◆ **Work to be completed**: Select the lines that contain "name" and copy each of them.
>> START
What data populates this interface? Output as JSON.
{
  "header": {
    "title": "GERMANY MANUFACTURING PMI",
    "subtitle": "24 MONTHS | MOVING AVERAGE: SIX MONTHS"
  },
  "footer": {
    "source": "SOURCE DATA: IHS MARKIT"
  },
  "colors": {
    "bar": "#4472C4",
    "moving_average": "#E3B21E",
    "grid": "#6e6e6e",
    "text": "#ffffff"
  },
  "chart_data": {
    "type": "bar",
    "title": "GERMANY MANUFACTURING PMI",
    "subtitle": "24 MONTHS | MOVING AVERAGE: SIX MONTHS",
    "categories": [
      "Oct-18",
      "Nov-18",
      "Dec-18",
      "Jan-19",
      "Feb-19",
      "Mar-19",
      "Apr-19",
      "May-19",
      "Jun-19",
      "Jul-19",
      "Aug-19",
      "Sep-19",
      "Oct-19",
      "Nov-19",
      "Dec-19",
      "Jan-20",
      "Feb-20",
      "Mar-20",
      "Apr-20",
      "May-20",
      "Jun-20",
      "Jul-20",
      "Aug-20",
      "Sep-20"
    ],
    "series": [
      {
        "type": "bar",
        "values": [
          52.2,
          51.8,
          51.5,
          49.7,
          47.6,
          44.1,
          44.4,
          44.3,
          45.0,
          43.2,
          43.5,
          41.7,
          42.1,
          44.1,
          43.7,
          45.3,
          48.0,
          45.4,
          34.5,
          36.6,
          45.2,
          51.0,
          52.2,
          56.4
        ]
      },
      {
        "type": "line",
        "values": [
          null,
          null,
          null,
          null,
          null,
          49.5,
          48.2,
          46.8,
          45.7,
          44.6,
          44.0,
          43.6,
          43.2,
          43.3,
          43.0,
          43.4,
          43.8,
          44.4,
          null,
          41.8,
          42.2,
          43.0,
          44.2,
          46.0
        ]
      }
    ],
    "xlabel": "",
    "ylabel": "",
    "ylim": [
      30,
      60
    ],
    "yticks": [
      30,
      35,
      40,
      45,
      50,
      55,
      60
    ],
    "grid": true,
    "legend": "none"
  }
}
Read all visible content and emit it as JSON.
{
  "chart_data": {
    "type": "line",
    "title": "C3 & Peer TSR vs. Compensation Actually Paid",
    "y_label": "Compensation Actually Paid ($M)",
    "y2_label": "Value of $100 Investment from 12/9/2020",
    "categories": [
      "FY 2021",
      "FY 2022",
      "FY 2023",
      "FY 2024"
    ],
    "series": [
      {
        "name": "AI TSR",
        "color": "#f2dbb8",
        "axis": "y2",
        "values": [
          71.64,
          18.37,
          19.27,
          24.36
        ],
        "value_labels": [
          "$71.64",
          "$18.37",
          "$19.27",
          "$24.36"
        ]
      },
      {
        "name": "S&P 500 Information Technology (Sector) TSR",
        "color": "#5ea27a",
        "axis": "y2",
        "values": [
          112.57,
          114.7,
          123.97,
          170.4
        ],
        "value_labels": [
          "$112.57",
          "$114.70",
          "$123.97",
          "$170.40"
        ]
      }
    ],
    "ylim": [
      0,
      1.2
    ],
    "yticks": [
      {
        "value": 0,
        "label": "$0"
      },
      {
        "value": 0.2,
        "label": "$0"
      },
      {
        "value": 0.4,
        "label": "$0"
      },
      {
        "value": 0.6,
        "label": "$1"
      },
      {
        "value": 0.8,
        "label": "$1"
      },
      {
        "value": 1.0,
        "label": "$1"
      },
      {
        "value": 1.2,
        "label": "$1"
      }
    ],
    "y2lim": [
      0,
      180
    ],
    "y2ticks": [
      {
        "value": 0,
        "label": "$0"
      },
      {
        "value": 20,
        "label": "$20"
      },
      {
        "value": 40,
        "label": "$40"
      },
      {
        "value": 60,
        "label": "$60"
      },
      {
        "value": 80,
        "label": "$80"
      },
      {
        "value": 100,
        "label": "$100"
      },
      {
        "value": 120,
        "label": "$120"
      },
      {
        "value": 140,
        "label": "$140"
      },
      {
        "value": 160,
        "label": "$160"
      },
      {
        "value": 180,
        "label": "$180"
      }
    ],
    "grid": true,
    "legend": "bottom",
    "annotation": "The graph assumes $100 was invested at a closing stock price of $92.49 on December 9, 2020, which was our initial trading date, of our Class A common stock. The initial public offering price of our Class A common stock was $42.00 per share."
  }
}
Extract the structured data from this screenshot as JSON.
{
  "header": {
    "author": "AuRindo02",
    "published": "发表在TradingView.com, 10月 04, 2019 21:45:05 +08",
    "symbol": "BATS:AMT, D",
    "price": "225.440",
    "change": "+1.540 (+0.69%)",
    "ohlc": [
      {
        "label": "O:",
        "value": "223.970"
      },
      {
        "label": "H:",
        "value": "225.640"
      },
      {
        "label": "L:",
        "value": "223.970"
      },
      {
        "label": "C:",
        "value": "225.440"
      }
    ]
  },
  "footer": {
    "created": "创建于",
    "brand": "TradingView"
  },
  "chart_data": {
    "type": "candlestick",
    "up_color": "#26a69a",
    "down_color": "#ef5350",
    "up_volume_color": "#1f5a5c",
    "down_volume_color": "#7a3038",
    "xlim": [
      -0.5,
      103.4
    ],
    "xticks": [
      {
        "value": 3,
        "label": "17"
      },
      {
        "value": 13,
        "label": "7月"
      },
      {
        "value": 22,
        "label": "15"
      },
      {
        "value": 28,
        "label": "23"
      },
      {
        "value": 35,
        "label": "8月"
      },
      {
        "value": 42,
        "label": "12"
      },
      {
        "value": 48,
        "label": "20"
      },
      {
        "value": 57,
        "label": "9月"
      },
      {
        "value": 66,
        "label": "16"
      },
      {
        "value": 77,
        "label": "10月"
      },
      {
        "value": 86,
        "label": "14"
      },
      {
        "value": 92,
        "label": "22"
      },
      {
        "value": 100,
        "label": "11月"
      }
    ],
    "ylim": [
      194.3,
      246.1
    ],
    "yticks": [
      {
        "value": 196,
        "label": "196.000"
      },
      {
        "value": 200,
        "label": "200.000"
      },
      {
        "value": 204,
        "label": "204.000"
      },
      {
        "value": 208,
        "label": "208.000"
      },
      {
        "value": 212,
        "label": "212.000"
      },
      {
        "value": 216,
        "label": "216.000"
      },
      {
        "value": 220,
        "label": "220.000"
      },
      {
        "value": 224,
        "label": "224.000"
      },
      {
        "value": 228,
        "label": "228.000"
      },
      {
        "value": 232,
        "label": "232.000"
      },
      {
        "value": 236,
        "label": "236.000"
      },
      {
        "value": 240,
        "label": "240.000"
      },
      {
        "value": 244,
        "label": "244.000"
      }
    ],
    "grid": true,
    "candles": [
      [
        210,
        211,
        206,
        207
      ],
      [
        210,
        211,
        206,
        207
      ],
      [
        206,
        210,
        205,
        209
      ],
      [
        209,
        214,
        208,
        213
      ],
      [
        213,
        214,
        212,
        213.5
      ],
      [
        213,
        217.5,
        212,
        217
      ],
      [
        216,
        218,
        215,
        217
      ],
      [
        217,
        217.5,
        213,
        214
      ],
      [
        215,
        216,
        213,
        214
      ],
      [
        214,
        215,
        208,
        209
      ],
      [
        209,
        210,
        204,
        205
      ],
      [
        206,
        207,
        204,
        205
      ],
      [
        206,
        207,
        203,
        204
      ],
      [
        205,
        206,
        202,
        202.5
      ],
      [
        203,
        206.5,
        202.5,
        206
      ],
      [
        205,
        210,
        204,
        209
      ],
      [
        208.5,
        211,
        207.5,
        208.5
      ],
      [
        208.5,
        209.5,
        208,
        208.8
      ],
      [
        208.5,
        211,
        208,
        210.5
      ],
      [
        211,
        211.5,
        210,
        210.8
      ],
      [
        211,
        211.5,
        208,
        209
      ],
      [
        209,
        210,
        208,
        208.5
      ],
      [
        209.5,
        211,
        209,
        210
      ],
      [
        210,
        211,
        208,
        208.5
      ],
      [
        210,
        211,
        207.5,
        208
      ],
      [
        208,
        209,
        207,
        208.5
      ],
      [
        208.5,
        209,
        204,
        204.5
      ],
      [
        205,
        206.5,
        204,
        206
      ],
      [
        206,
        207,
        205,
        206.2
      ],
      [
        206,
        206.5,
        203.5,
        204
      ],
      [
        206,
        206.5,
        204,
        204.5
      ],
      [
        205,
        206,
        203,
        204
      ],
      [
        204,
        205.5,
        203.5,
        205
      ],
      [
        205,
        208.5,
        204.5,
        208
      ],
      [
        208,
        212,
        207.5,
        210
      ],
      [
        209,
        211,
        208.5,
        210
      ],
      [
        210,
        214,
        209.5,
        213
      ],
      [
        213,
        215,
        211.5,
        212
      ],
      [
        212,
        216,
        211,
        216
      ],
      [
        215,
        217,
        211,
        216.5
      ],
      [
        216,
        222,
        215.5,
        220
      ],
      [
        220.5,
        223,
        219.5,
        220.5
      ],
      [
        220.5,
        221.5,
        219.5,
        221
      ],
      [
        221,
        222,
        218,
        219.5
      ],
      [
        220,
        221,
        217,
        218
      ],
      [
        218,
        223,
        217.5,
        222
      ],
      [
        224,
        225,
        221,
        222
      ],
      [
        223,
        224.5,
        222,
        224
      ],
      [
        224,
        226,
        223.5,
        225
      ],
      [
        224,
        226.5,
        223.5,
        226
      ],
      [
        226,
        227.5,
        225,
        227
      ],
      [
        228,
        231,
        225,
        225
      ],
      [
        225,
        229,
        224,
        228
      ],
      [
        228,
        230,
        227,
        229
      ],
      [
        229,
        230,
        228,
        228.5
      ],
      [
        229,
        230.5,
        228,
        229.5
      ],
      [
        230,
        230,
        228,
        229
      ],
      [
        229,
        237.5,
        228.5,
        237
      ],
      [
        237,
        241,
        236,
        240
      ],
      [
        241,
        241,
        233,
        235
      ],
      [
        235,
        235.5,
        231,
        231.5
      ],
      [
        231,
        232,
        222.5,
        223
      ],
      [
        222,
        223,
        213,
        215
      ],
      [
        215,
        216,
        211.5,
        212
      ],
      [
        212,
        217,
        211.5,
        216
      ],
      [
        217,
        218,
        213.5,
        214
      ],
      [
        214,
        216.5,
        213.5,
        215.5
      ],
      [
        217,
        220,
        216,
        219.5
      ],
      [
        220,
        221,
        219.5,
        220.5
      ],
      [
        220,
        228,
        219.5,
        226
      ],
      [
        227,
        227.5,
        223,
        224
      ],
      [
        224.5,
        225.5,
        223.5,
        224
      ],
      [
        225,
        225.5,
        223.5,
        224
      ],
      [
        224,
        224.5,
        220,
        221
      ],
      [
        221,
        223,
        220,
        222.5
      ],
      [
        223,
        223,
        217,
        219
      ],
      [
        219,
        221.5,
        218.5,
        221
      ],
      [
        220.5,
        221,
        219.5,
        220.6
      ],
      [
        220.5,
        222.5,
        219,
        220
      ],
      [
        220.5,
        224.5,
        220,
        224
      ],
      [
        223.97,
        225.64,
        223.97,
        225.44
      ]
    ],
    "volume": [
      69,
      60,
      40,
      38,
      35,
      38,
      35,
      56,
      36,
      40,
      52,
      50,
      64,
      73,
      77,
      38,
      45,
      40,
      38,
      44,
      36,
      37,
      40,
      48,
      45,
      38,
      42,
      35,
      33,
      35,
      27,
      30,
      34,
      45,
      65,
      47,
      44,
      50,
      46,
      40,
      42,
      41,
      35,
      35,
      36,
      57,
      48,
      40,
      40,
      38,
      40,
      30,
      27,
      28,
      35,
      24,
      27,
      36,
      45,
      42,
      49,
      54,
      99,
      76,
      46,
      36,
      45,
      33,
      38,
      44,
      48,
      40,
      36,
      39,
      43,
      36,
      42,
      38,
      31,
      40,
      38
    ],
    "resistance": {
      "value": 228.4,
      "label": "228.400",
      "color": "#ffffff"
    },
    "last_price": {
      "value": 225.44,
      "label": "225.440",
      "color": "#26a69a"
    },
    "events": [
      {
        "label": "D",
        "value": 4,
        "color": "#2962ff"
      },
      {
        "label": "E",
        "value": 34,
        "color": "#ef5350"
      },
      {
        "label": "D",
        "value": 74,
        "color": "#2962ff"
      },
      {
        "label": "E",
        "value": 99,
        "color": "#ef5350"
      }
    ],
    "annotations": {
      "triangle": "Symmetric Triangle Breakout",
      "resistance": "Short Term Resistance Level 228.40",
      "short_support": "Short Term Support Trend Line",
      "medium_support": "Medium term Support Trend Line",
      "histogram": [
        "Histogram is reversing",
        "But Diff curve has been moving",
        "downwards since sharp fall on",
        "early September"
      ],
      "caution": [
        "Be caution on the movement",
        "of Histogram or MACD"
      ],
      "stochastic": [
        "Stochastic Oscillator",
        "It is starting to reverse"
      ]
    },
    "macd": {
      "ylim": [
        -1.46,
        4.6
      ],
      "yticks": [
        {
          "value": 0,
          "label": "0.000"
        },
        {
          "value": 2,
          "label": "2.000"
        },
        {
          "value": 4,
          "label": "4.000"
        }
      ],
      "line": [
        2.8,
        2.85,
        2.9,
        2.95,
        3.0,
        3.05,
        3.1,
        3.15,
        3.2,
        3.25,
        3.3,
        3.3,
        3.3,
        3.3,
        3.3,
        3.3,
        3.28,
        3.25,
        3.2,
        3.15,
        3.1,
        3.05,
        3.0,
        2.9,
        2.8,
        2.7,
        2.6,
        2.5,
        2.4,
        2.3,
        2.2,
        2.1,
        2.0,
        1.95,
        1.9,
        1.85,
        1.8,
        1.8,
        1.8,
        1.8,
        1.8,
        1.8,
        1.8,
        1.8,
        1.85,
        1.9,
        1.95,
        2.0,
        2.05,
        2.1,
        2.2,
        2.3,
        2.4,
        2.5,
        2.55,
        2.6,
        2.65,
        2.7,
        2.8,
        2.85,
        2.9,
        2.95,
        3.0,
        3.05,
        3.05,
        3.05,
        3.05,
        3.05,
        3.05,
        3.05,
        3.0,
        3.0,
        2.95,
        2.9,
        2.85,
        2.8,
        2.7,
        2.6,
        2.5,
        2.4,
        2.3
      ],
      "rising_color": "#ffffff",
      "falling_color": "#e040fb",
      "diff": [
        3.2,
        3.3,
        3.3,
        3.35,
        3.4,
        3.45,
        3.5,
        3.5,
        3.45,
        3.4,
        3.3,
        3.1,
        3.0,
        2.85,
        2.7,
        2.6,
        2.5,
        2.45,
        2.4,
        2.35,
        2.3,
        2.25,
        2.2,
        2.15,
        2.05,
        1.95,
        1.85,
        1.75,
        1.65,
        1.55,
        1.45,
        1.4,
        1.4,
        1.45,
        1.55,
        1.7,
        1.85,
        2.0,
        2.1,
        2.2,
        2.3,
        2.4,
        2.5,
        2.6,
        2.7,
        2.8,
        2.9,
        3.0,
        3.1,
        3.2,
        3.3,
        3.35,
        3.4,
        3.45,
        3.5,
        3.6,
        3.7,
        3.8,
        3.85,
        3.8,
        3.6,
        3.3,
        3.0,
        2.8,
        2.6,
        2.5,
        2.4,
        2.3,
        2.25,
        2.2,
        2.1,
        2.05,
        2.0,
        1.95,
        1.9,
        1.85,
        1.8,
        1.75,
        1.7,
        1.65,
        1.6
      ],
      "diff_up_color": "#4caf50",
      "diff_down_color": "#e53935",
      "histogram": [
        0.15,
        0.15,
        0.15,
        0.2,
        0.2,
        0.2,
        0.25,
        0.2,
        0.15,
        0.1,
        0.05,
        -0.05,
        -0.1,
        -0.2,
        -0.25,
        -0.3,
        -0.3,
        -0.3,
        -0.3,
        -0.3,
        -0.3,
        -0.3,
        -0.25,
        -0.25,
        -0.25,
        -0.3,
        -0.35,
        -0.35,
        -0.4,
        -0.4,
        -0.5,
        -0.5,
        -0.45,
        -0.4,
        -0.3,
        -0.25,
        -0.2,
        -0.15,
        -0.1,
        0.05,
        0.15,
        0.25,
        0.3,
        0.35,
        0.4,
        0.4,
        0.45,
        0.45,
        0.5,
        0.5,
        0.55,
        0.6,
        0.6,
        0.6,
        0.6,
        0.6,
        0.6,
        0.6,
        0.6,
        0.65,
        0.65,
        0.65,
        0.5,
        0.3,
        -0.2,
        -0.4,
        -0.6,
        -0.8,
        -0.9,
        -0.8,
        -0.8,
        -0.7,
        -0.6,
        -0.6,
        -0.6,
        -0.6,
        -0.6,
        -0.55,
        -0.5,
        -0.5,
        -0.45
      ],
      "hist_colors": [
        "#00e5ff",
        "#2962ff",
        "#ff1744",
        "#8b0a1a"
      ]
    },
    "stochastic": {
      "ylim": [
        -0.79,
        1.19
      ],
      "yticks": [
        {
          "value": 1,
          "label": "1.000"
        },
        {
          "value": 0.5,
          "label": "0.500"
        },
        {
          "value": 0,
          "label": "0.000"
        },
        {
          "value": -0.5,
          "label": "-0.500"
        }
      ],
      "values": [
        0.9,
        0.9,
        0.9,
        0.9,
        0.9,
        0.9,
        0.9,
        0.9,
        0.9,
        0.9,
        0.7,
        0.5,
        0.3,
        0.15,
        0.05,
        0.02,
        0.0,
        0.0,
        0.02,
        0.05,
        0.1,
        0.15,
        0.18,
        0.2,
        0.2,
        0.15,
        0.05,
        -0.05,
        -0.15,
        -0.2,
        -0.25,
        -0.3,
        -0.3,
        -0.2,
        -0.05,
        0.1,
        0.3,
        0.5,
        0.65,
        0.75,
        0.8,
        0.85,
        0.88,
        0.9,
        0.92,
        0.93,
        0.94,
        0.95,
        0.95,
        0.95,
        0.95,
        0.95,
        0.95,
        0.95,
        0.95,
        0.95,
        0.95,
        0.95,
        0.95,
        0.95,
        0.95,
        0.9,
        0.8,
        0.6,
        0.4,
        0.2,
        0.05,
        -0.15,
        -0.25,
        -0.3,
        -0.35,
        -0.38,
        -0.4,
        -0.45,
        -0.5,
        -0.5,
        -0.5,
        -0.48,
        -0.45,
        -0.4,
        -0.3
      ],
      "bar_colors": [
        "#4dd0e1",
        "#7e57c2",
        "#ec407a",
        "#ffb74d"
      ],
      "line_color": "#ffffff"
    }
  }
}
>> END
◆ **Worked answer**:
        "name": "AI TSR",
        "name": "S&P 500 Information Technology (Sector) TSR",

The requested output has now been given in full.